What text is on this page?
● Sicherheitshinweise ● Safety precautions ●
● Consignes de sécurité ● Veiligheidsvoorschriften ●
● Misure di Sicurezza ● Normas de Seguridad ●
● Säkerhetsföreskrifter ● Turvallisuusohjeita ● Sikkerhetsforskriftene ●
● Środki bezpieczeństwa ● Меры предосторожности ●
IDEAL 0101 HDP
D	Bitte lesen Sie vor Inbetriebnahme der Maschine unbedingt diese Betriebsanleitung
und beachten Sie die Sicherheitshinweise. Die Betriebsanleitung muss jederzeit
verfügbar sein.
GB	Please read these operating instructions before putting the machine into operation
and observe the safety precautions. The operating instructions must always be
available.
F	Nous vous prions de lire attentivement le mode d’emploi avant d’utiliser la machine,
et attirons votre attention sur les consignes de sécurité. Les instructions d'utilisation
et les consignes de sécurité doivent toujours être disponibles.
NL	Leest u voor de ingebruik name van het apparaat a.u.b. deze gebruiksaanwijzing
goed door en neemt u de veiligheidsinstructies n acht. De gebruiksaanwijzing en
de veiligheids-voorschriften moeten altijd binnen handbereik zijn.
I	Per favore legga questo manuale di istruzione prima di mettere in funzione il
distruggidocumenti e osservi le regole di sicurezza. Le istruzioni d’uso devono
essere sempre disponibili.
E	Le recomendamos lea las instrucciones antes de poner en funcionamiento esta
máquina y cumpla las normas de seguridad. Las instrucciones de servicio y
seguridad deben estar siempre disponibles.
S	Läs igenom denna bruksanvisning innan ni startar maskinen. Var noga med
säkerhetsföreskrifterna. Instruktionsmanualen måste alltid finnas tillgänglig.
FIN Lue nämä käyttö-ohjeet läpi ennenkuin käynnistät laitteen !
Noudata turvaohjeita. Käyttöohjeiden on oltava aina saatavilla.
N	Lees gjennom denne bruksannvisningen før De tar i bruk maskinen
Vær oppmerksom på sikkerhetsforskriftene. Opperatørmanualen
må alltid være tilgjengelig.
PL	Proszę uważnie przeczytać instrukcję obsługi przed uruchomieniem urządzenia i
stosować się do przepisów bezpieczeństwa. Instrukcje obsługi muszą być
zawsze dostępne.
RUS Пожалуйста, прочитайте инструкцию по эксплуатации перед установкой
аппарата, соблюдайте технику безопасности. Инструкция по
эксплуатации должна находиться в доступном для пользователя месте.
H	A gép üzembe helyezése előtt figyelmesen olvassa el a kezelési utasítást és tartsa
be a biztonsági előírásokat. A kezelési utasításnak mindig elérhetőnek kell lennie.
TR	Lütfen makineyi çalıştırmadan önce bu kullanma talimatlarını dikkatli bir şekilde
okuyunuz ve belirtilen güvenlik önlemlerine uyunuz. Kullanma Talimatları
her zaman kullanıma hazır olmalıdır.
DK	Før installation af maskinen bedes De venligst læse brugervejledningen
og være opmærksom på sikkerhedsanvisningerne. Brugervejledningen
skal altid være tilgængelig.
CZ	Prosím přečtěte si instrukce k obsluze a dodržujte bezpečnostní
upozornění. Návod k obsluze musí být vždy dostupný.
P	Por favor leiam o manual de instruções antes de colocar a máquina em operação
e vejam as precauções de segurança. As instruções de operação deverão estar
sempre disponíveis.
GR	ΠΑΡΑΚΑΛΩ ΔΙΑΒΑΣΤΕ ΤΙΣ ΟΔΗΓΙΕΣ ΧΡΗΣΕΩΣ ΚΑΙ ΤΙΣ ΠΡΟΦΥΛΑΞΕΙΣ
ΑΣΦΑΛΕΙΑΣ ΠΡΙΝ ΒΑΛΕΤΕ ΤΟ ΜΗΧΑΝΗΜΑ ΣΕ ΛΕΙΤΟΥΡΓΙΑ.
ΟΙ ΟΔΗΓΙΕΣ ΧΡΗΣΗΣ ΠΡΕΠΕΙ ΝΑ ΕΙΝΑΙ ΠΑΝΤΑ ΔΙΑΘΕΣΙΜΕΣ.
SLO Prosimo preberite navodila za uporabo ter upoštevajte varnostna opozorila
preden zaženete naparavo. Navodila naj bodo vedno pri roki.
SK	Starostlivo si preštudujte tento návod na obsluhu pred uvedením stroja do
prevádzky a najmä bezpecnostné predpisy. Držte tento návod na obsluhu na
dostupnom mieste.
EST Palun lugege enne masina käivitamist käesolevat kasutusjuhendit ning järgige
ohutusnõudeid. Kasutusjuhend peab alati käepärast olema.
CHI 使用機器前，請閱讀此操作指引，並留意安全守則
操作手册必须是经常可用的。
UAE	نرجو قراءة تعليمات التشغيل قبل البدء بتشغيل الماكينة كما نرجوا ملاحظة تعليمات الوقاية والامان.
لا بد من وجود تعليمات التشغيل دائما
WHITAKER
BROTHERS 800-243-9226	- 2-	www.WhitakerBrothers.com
= = = = =
WHAT TO WORK ON.
Using the entries above, return each line that includes the word "obsluhu".

YOUR SOLUTION.
SK	Starostlivo si preštudujte tento návod na obsluhu pred uvedením stroja do
prevádzky a najmä bezpecnostné predpisy. Držte tento návod na obsluhu na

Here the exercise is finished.